STORED RECORDS:
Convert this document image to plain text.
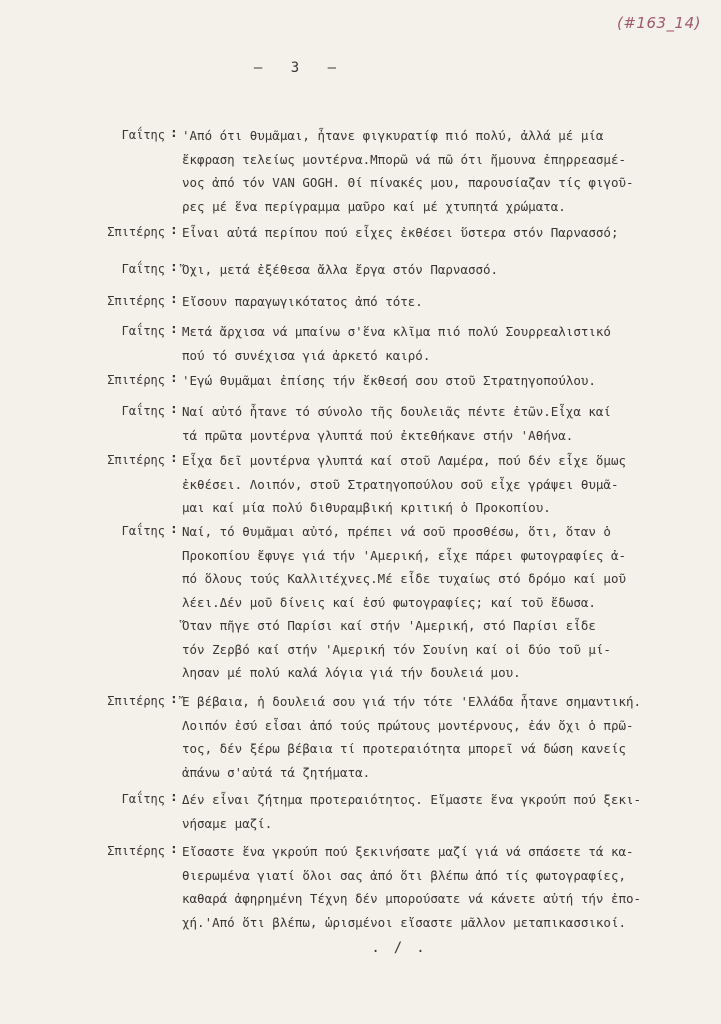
(#163_14)
– 3 –
Γαΐτης : 'Από ότι θυμᾶμαι, ἦτανε φιγκυρατίφ πιό πολύ, ἀλλά μέ μία
ἔκφραση τελείως μοντέρνα.Μπορῶ νά πῶ ότι ἤμουνα ἐπηρρεασμέ-
νος ἀπό τόν VAN GOGH. Θί πίνακές μου, παρουσίαζαν τίς φιγοῦ-
ρες μέ ἕνα περίγραμμα μαῦρο καί μέ χτυπητά χρώματα.
Σπιτέρης : Εἶναι αὐτά περίπου πού εἶχες ἐκθέσει ὕστερα στόν Παρνασσό;
Γαΐτης : Ὄχι, μετά ἐξέθεσα ἄλλα ἔργα στόν Παρνασσό.
Σπιτέρης : Εἴσουν παραγωγικότατος ἀπό τότε.
Γαΐτης : Μετά ἄρχισα νά μπαίνω σ'ἕνα κλῖμα πιό πολύ Σουρρεαλιστικό
πού τό συνέχισα γιά ἀρκετό καιρό.
Σπιτέρης : 'Εγώ θυμᾶμαι ἐπίσης τήν ἔκθεσή σου στοῦ Στρατηγοπούλου.
Γαΐτης : Ναί αὐτό ἦτανε τό σύνολο τῆς δουλειᾶς πέντε ἐτῶν.Εἶχα καί
τά πρῶτα μοντέρνα γλυπτά πού ἐκτεθήκανε στήν 'Αθήνα.
Σπιτέρης : Εἶχα δεῖ μοντέρνα γλυπτά καί στοῦ Λαμέρα, πού δέν εἶχε ὅμως
ἐκθέσει. Λοιπόν, στοῦ Στρατηγοπούλου σοῦ εἶχε γράψει θυμᾶ-
μαι καί μία πολύ διθυραμβική κριτική ὁ Προκοπίου.
Γαΐτης : Ναί, τό θυμᾶμαι αὐτό, πρέπει νά σοῦ προσθέσω, ὅτι, ὅταν ὁ
Προκοπίου ἔφυγε γιά τήν 'Αμερική, εἶχε πάρει φωτογραφίες ἀ-
πό ὅλους τούς Καλλιτέχνες.Μέ εἶδε τυχαίως στό δρόμο καί μοῦ
λέει.Δέν μοῦ δίνεις καί ἐσύ φωτογραφίες; καί τοῦ ἔδωσα.
Ὅταν πῆγε στό Παρίσι καί στήν 'Αμερική, στό Παρίσι εἶδε
τόν Ζερβό καί στήν 'Αμερική τόν Σουίνη καί οἱ δύο τοῦ μί-
λησαν μέ πολύ καλά λόγια γιά τήν δουλειά μου.
Σπιτέρης : Ἔ βέβαια, ἡ δουλειά σου γιά τήν τότε 'Ελλάδα ἦτανε σημαντική.
Λοιπόν ἐσύ εἶσαι ἀπό τούς πρώτους μοντέρνους, ἐάν ὄχι ὁ πρῶ-
τος, δέν ξέρω βέβαια τί προτεραιότητα μπορεῖ νά δώση κανείς
ἀπάνω σ'αὐτά τά ζητήματα.
Γαΐτης : Δέν εἶναι ζήτημα προτεραιότητος. Εἴμαστε ἕνα γκρούπ πού ξεκι-
νήσαμε μαζί.
Σπιτέρης : Εἴσαστε ἕνα γκρούπ πού ξεκινήσατε μαζί γιά νά σπάσετε τά κα-
θιερωμένα γιατί ὅλοι σας ἀπό ὅτι βλέπω ἀπό τίς φωτογραφίες,
καθαρά ἀφηρημένη Τέχνη δέν μπορούσατε νά κάνετε αὐτή τήν ἐπο-
χή.'Από ὅτι βλέπω, ὡρισμένοι εἴσαστε μᾶλλον μεταπικασσικοί.
./.
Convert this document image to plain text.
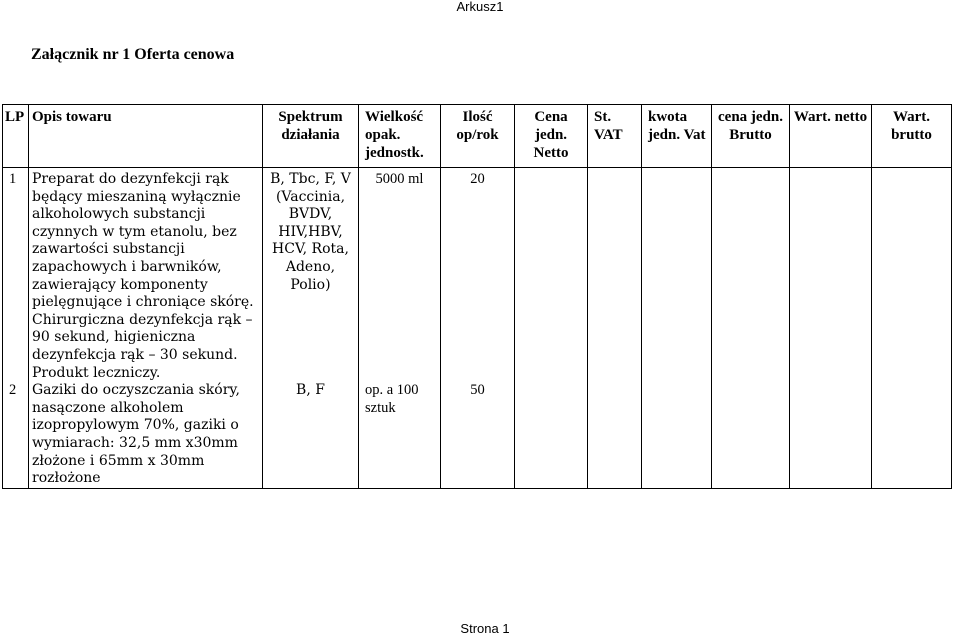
Arkusz1
Załącznik nr 1 Oferta cenowa
LP	Opis towaru	Spektrum działania	Wielkość opak. jednostk.	Ilość op/rok	Cena jedn. Netto	St. VAT	kwota jedn. Vat	cena jedn. Brutto	Wart. netto	Wart. brutto
1	Preparat do dezynfekcji rąk będący mieszaniną wyłącznie alkoholowych substancji czynnych w tym etanolu, bez zawartości substancji zapachowych i barwników, zawierający komponenty pielęgnujące i chroniące skórę. Chirurgiczna dezynfekcja rąk – 90 sekund, higieniczna dezynfekcja rąk – 30 sekund. Produkt leczniczy.	B, Tbc, F, V (Vaccinia, BVDV, HIV,HBV, HCV, Rota, Adeno, Polio)	5000 ml	20						
2	Gaziki do oczyszczania skóry, nasączone alkoholem izopropylowym 70%, gaziki o wymiarach: 32,5 mm x30mm złożone i 65mm x 30mm rozłożone	B, F	op. a 100 sztuk	50						
Strona 1
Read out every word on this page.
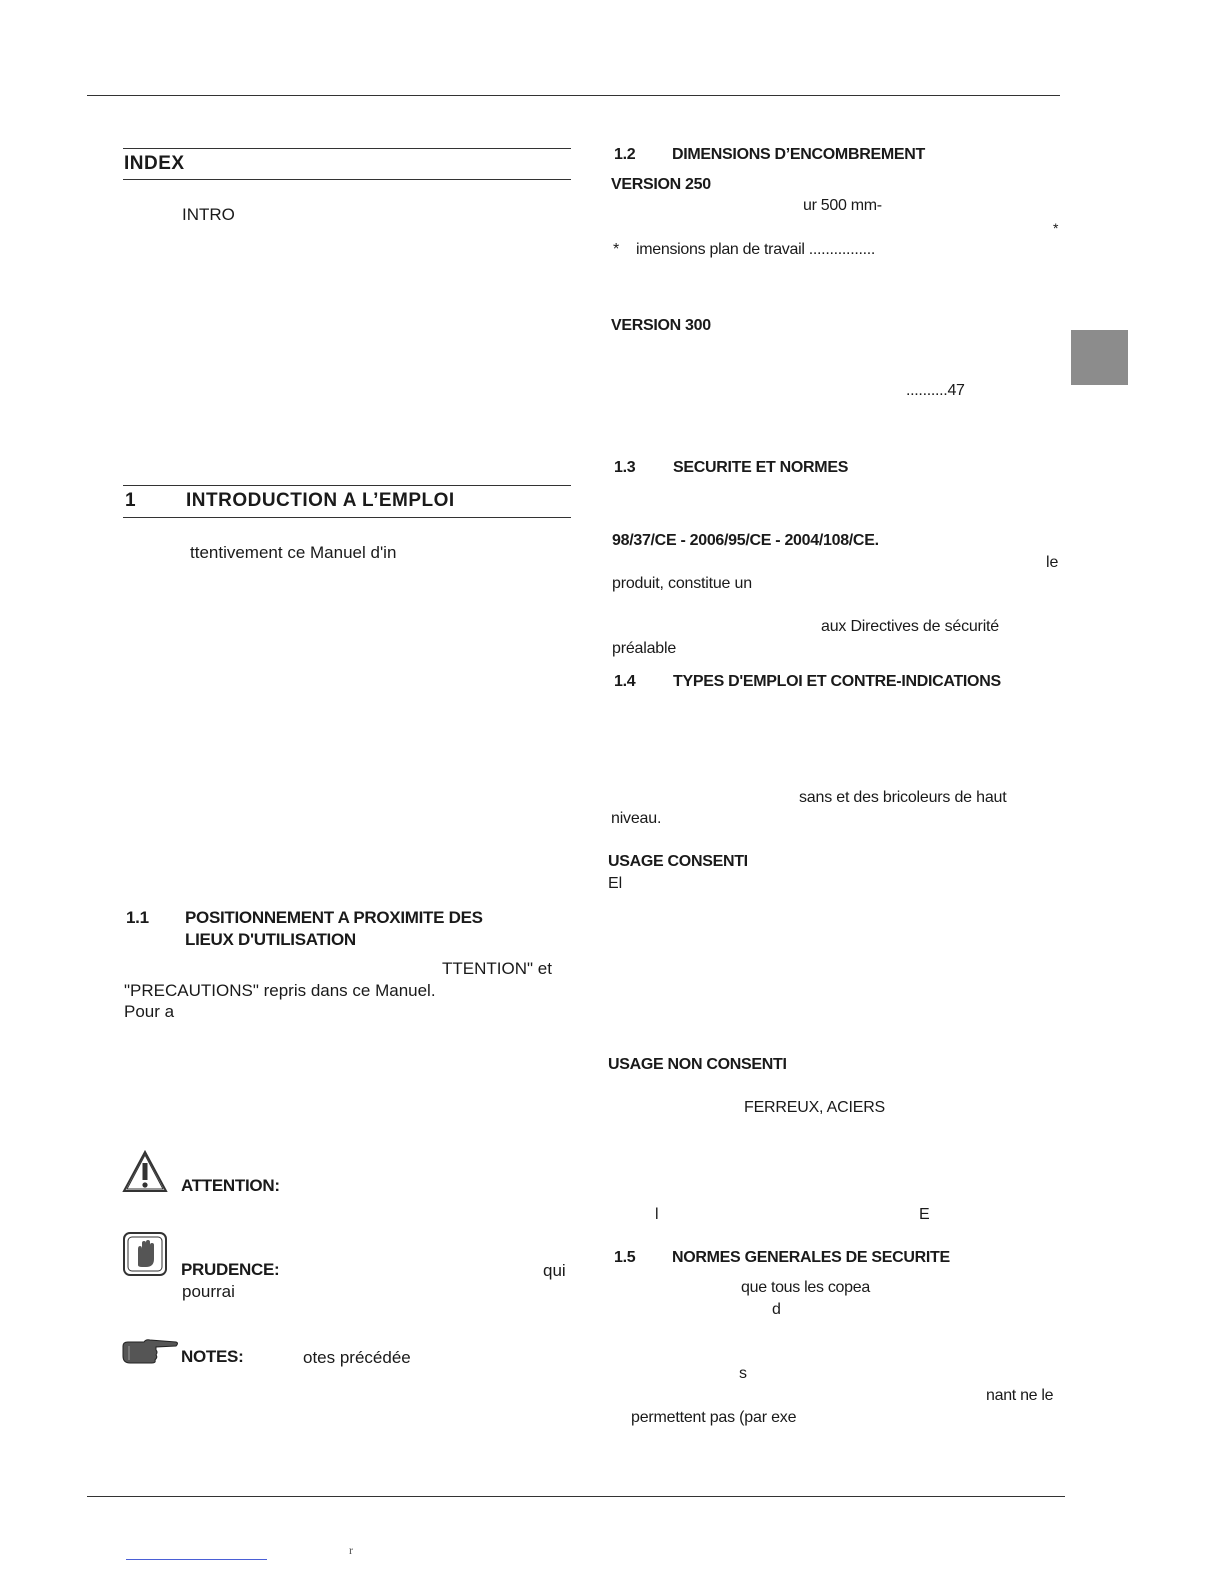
INDEX
INTRO
1	INTRODUCTION A L’EMPLOI
ttentivement ce Manuel d'in
1.1 POSITIONNEMENT A PROXIMITE DES
LIEUX D'UTILISATION
TTENTION" et
"PRECAUTIONS" repris dans ce Manuel.
Pour a
ATTENTION:
PRUDENCE:	qui
pourrai
NOTES:	otes précédée
1.2 DIMENSIONS D’ENCOMBREMENT
VERSION 250
ur 500 mm-
*
* imensions plan de travail ................
VERSION 300
..........47
1.3 SECURITE ET NORMES
98/37/CE - 2006/95/CE - 2004/108/CE.
le
produit, constitue un
aux Directives de sécurité
préalable
1.4 TYPES D'EMPLOI ET CONTRE-INDICATIONS
sans et des bricoleurs de haut
niveau.
USAGE CONSENTI
El
USAGE NON CONSENTI
FERREUX, ACIERS
l	E
1.5 NORMES GENERALES DE SECURITE
que tous les copea
d
s
nant ne le
permettent pas (par exe
r
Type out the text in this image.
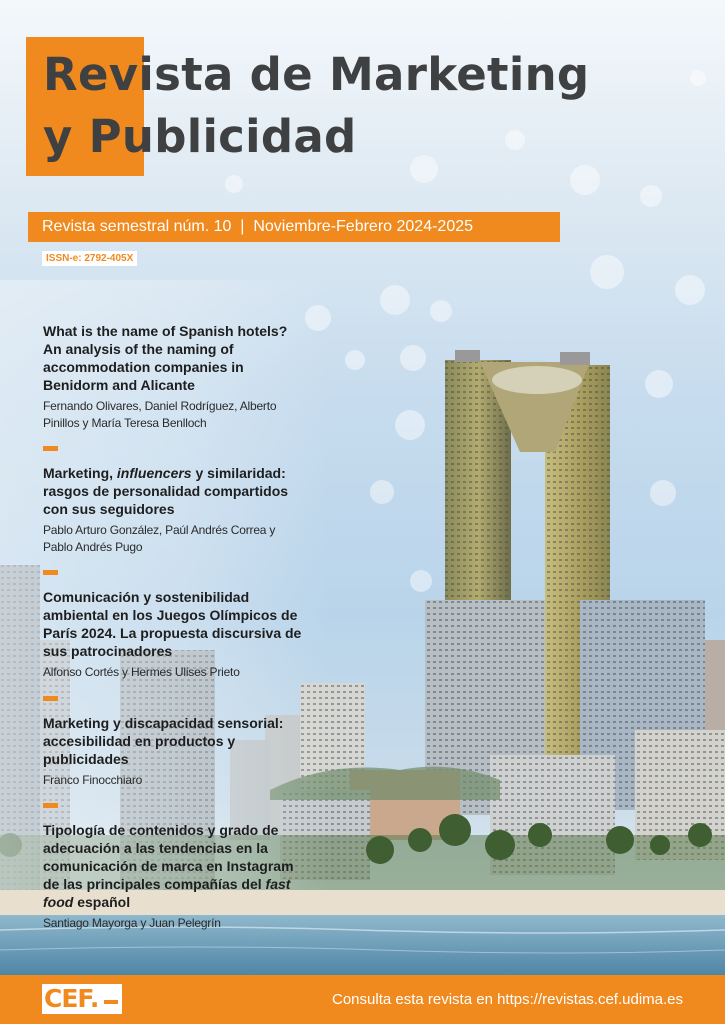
Revista de Marketing
y Publicidad
Revista semestral núm. 10  |  Noviembre-Febrero 2024-2025
ISSN-e: 2792-405X
What is the name of Spanish hotels? An analysis of the naming of accommodation companies in Benidorm and Alicante
Fernando Olivares, Daniel Rodríguez, Alberto Pinillos y María Teresa Benlloch
Marketing, influencers y similaridad: rasgos de personalidad compartidos con sus seguidores
Pablo Arturo González, Paúl Andrés Correa y Pablo Andrés Pugo
Comunicación y sostenibilidad ambiental en los Juegos Olímpicos de París 2024. La propuesta discursiva de sus patrocinadores
Alfonso Cortés y Hermes Ulises Prieto
Marketing y discapacidad sensorial: accesibilidad en productos y publicidades
Franco Finocchiaro
Tipología de contenidos y grado de adecuación a las tendencias en la comunicación de marca en Instagram de las principales compañías del fast food español
Santiago Mayorga y Juan Pelegrín
CEF.	Consulta esta revista en https://revistas.cef.udima.es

TASK STATEMENT:
Make an exact copy of the data above, pictures excluded.

SOLUTION TO THE EXERCISE:
Convert this document image to plain text.
(#163_14)
– 3 –
Γαΐτης : 'Από ότι θυμᾶμαι, ἦτανε φιγκυρατίφ πιό πολύ, ἀλλά μέ μία
ἔκφραση τελείως μοντέρνα.Μπορῶ νά πῶ ότι ἤμουνα ἐπηρρεασμέ-
νος ἀπό τόν VAN GOGH. Θί πίνακές μου, παρουσίαζαν τίς φιγοῦ-
ρες μέ ἕνα περίγραμμα μαῦρο καί μέ χτυπητά χρώματα.
Σπιτέρης : Εἶναι αὐτά περίπου πού εἶχες ἐκθέσει ὕστερα στόν Παρνασσό;
Γαΐτης : Ὄχι, μετά ἐξέθεσα ἄλλα ἔργα στόν Παρνασσό.
Σπιτέρης : Εἴσουν παραγωγικότατος ἀπό τότε.
Γαΐτης : Μετά ἄρχισα νά μπαίνω σ'ἕνα κλῖμα πιό πολύ Σουρρεαλιστικό
πού τό συνέχισα γιά ἀρκετό καιρό.
Σπιτέρης : 'Εγώ θυμᾶμαι ἐπίσης τήν ἔκθεσή σου στοῦ Στρατηγοπούλου.
Γαΐτης : Ναί αὐτό ἦτανε τό σύνολο τῆς δουλειᾶς πέντε ἐτῶν.Εἶχα καί
τά πρῶτα μοντέρνα γλυπτά πού ἐκτεθήκανε στήν 'Αθήνα.
Σπιτέρης : Εἶχα δεῖ μοντέρνα γλυπτά καί στοῦ Λαμέρα, πού δέν εἶχε ὅμως
ἐκθέσει. Λοιπόν, στοῦ Στρατηγοπούλου σοῦ εἶχε γράψει θυμᾶ-
μαι καί μία πολύ διθυραμβική κριτική ὁ Προκοπίου.
Γαΐτης : Ναί, τό θυμᾶμαι αὐτό, πρέπει νά σοῦ προσθέσω, ὅτι, ὅταν ὁ
Προκοπίου ἔφυγε γιά τήν 'Αμερική, εἶχε πάρει φωτογραφίες ἀ-
πό ὅλους τούς Καλλιτέχνες.Μέ εἶδε τυχαίως στό δρόμο καί μοῦ
λέει.Δέν μοῦ δίνεις καί ἐσύ φωτογραφίες; καί τοῦ ἔδωσα.
Ὅταν πῆγε στό Παρίσι καί στήν 'Αμερική, στό Παρίσι εἶδε
τόν Ζερβό καί στήν 'Αμερική τόν Σουίνη καί οἱ δύο τοῦ μί-
λησαν μέ πολύ καλά λόγια γιά τήν δουλειά μου.
Σπιτέρης : Ἔ βέβαια, ἡ δουλειά σου γιά τήν τότε 'Ελλάδα ἦτανε σημαντική.
Λοιπόν ἐσύ εἶσαι ἀπό τούς πρώτους μοντέρνους, ἐάν ὄχι ὁ πρῶ-
τος, δέν ξέρω βέβαια τί προτεραιότητα μπορεῖ νά δώση κανείς
ἀπάνω σ'αὐτά τά ζητήματα.
Γαΐτης : Δέν εἶναι ζήτημα προτεραιότητος. Εἴμαστε ἕνα γκρούπ πού ξεκι-
νήσαμε μαζί.
Σπιτέρης : Εἴσαστε ἕνα γκρούπ πού ξεκινήσατε μαζί γιά νά σπάσετε τά κα-
θιερωμένα γιατί ὅλοι σας ἀπό ὅτι βλέπω ἀπό τίς φωτογραφίες,
καθαρά ἀφηρημένη Τέχνη δέν μπορούσατε νά κάνετε αὐτή τήν ἐπο-
χή.'Από ὅτι βλέπω, ὡρισμένοι εἴσαστε μᾶλλον μεταπικασσικοί.
./.
Convert this document image to plain text.
Arkusz1
Załącznik nr 1 Oferta cenowa
LP	Opis towaru	Spektrum działania	Wielkość opak. jednostk.	Ilość op/rok	Cena jedn. Netto	St. VAT	kwota jedn. Vat	cena jedn. Brutto	Wart. netto	Wart. brutto
1	Preparat do dezynfekcji rąk będący mieszaniną wyłącznie alkoholowych substancji czynnych w tym etanolu, bez zawartości substancji zapachowych i barwników, zawierający komponenty pielęgnujące i chroniące skórę. Chirurgiczna dezynfekcja rąk – 90 sekund, higieniczna dezynfekcja rąk – 30 sekund. Produkt leczniczy.	B, Tbc, F, V (Vaccinia, BVDV, HIV,HBV, HCV, Rota, Adeno, Polio)	5000 ml	20						
2	Gaziki do oczyszczania skóry, nasączone alkoholem izopropylowym 70%, gaziki o wymiarach: 32,5 mm x30mm złożone i 65mm x 30mm rozłożone	B, F	op. a 100 sztuk	50						
Strona 1
Read out every word on this page.
INDEX
INTRO
1	INTRODUCTION A L’EMPLOI
ttentivement ce Manuel d'in
1.1 POSITIONNEMENT A PROXIMITE DES
LIEUX D'UTILISATION
TTENTION" et
"PRECAUTIONS" repris dans ce Manuel.
Pour a
ATTENTION:
PRUDENCE:	qui
pourrai
NOTES:	otes précédée
1.2 DIMENSIONS D’ENCOMBREMENT
VERSION 250
ur 500 mm-
*
* imensions plan de travail ................
VERSION 300
..........47
1.3 SECURITE ET NORMES
98/37/CE - 2006/95/CE - 2004/108/CE.
le
produit, constitue un
aux Directives de sécurité
préalable
1.4 TYPES D'EMPLOI ET CONTRE-INDICATIONS
sans et des bricoleurs de haut
niveau.
USAGE CONSENTI
El
USAGE NON CONSENTI
FERREUX, ACIERS
l	E
1.5 NORMES GENERALES DE SECURITE
que tous les copea
d
s
nant ne le
permettent pas (par exe
r
Type out the text in this image.
Revista de Marketing
y Publicidad
Revista semestral núm. 10  |  Noviembre-Febrero 2024-2025
ISSN-e: 2792-405X
What is the name of Spanish hotels? An analysis of the naming of accommodation companies in Benidorm and Alicante
Fernando Olivares, Daniel Rodríguez, Alberto Pinillos y María Teresa Benlloch
Marketing, influencers y similaridad: rasgos de personalidad compartidos con sus seguidores
Pablo Arturo González, Paúl Andrés Correa y Pablo Andrés Pugo
Comunicación y sostenibilidad ambiental en los Juegos Olímpicos de París 2024. La propuesta discursiva de sus patrocinadores
Alfonso Cortés y Hermes Ulises Prieto
Marketing y discapacidad sensorial: accesibilidad en productos y publicidades
Franco Finocchiaro
Tipología de contenidos y grado de adecuación a las tendencias en la comunicación de marca en Instagram de las principales compañías del fast food español
Santiago Mayorga y Juan Pelegrín
CEF.	Consulta esta revista en https://revistas.cef.udima.es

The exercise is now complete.